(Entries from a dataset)
━━━━
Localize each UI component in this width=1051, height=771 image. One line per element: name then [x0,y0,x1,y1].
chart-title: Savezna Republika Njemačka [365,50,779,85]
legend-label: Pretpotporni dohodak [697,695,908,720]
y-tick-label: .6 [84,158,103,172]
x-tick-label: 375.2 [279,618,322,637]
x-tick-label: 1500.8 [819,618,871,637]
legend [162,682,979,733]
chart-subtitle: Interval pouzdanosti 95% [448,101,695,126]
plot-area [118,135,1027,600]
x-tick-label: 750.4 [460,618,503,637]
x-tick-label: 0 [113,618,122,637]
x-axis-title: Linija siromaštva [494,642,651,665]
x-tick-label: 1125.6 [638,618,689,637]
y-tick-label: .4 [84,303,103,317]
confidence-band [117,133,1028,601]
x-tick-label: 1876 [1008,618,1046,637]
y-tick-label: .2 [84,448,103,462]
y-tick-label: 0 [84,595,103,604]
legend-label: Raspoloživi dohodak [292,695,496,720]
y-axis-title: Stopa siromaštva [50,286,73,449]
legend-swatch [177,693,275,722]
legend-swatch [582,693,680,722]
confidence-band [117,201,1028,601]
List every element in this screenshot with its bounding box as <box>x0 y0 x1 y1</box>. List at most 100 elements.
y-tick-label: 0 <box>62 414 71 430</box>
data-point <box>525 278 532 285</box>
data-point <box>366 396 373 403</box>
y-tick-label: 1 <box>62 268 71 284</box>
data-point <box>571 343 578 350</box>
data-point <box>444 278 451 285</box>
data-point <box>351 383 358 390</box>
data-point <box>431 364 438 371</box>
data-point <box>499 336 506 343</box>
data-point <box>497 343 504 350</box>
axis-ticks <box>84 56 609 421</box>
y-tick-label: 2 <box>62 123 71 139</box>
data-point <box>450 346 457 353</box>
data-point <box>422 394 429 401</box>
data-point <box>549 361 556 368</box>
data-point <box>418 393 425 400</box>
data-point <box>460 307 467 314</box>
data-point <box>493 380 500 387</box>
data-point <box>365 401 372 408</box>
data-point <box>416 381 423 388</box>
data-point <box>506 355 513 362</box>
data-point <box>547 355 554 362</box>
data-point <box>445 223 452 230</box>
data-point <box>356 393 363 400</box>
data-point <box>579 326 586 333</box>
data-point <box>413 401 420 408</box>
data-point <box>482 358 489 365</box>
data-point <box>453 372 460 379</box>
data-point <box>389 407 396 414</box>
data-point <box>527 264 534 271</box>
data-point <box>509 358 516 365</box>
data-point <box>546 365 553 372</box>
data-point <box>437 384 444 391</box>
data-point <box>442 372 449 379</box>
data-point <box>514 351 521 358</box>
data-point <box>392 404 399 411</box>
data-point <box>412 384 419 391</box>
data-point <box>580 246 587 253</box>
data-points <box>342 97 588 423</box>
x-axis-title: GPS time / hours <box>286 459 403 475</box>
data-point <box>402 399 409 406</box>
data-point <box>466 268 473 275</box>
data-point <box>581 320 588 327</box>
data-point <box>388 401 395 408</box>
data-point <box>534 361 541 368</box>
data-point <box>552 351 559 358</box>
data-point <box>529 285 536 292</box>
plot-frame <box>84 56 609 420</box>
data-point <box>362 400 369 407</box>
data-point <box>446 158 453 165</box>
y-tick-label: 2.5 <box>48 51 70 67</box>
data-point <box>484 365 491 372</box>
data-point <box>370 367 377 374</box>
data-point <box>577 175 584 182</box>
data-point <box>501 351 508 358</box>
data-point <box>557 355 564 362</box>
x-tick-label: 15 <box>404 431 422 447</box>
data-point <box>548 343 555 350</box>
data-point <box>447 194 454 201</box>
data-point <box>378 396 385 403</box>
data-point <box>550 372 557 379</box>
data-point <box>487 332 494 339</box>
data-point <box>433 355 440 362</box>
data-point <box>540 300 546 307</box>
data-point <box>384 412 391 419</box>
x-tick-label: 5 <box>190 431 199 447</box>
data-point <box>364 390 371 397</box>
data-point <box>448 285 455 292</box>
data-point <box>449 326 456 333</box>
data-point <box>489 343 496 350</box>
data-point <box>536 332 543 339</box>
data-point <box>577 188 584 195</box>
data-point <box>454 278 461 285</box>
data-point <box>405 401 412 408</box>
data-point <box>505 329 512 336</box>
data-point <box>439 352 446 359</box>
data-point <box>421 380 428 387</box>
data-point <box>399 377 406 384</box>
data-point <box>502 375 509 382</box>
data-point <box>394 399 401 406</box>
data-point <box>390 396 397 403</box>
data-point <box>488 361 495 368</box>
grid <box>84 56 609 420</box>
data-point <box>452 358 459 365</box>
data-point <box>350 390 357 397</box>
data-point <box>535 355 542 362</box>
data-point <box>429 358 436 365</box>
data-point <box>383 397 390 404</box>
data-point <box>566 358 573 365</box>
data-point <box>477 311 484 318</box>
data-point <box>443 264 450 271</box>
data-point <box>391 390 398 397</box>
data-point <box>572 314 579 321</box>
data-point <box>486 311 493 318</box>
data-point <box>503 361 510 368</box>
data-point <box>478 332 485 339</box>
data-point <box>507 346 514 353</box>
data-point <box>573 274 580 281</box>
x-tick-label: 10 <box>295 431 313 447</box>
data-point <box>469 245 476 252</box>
━━━━
Can you change every "x-tick-label" in the records above to "horizontal-tick-label" and keep everything else the same?

> SOLUTION TO THIS EXERCISE:
Localize each UI component in this width=1051, height=771 image. One line per element: name then [x0,y0,x1,y1].
chart-title: Savezna Republika Njemačka [365,50,779,85]
legend-label: Pretpotporni dohodak [697,695,908,720]
y-tick-label: .6 [84,158,103,172]
horizontal-tick-label: 375.2 [279,618,322,637]
horizontal-tick-label: 1500.8 [819,618,871,637]
legend [162,682,979,733]
chart-subtitle: Interval pouzdanosti 95% [448,101,695,126]
plot-area [118,135,1027,600]
horizontal-tick-label: 750.4 [460,618,503,637]
horizontal-tick-label: 0 [113,618,122,637]
x-axis-title: Linija siromaštva [494,642,651,665]
horizontal-tick-label: 1125.6 [638,618,689,637]
y-tick-label: .4 [84,303,103,317]
confidence-band [117,133,1028,601]
horizontal-tick-label: 1876 [1008,618,1046,637]
y-tick-label: .2 [84,448,103,462]
y-tick-label: 0 [84,595,103,604]
legend-label: Raspoloživi dohodak [292,695,496,720]
y-axis-title: Stopa siromaštva [50,286,73,449]
legend-swatch [177,693,275,722]
legend-swatch [582,693,680,722]
confidence-band [117,201,1028,601]
List every element in this screenshot with its bounding box as <box>x0 y0 x1 y1</box>. List at most 100 elements.
y-tick-label: 0 <box>62 414 71 430</box>
data-point <box>525 278 532 285</box>
data-point <box>366 396 373 403</box>
y-tick-label: 1 <box>62 268 71 284</box>
data-point <box>571 343 578 350</box>
data-point <box>444 278 451 285</box>
data-point <box>351 383 358 390</box>
data-point <box>431 364 438 371</box>
data-point <box>499 336 506 343</box>
data-point <box>497 343 504 350</box>
axis-ticks <box>84 56 609 421</box>
y-tick-label: 2 <box>62 123 71 139</box>
data-point <box>450 346 457 353</box>
data-point <box>422 394 429 401</box>
data-point <box>549 361 556 368</box>
data-point <box>418 393 425 400</box>
data-point <box>460 307 467 314</box>
data-point <box>493 380 500 387</box>
data-point <box>365 401 372 408</box>
data-point <box>416 381 423 388</box>
data-point <box>506 355 513 362</box>
data-point <box>547 355 554 362</box>
data-point <box>445 223 452 230</box>
data-point <box>356 393 363 400</box>
data-point <box>579 326 586 333</box>
data-point <box>413 401 420 408</box>
data-point <box>482 358 489 365</box>
data-point <box>453 372 460 379</box>
data-point <box>389 407 396 414</box>
data-point <box>527 264 534 271</box>
data-point <box>509 358 516 365</box>
data-point <box>546 365 553 372</box>
data-point <box>437 384 444 391</box>
data-point <box>442 372 449 379</box>
data-point <box>514 351 521 358</box>
data-point <box>392 404 399 411</box>
data-point <box>412 384 419 391</box>
data-point <box>580 246 587 253</box>
data-points <box>342 97 588 423</box>
x-axis-title: GPS time / hours <box>286 459 403 475</box>
data-point <box>402 399 409 406</box>
data-point <box>466 268 473 275</box>
data-point <box>581 320 588 327</box>
data-point <box>388 401 395 408</box>
data-point <box>534 361 541 368</box>
data-point <box>552 351 559 358</box>
data-point <box>529 285 536 292</box>
plot-frame <box>84 56 609 420</box>
data-point <box>362 400 369 407</box>
data-point <box>446 158 453 165</box>
y-tick-label: 2.5 <box>48 51 70 67</box>
data-point <box>484 365 491 372</box>
data-point <box>370 367 377 374</box>
data-point <box>577 175 584 182</box>
data-point <box>501 351 508 358</box>
data-point <box>557 355 564 362</box>
horizontal-tick-label: 15 <box>404 431 422 447</box>
data-point <box>548 343 555 350</box>
data-point <box>447 194 454 201</box>
data-point <box>378 396 385 403</box>
data-point <box>550 372 557 379</box>
data-point <box>487 332 494 339</box>
data-point <box>433 355 440 362</box>
data-point <box>540 300 546 307</box>
data-point <box>384 412 391 419</box>
horizontal-tick-label: 5 <box>190 431 199 447</box>
data-point <box>364 390 371 397</box>
data-point <box>448 285 455 292</box>
data-point <box>449 326 456 333</box>
data-point <box>489 343 496 350</box>
data-point <box>536 332 543 339</box>
data-point <box>577 188 584 195</box>
data-point <box>454 278 461 285</box>
data-point <box>405 401 412 408</box>
data-point <box>505 329 512 336</box>
data-point <box>439 352 446 359</box>
data-point <box>421 380 428 387</box>
data-point <box>399 377 406 384</box>
data-point <box>502 375 509 382</box>
data-point <box>394 399 401 406</box>
data-point <box>390 396 397 403</box>
data-point <box>488 361 495 368</box>
grid <box>84 56 609 420</box>
data-point <box>452 358 459 365</box>
data-point <box>350 390 357 397</box>
data-point <box>535 355 542 362</box>
data-point <box>429 358 436 365</box>
data-point <box>383 397 390 404</box>
data-point <box>566 358 573 365</box>
data-point <box>477 311 484 318</box>
data-point <box>443 264 450 271</box>
data-point <box>391 390 398 397</box>
data-point <box>572 314 579 321</box>
data-point <box>486 311 493 318</box>
data-point <box>503 361 510 368</box>
data-point <box>478 332 485 339</box>
data-point <box>507 346 514 353</box>
data-point <box>573 274 580 281</box>
horizontal-tick-label: 10 <box>295 431 313 447</box>
data-point <box>469 245 476 252</box>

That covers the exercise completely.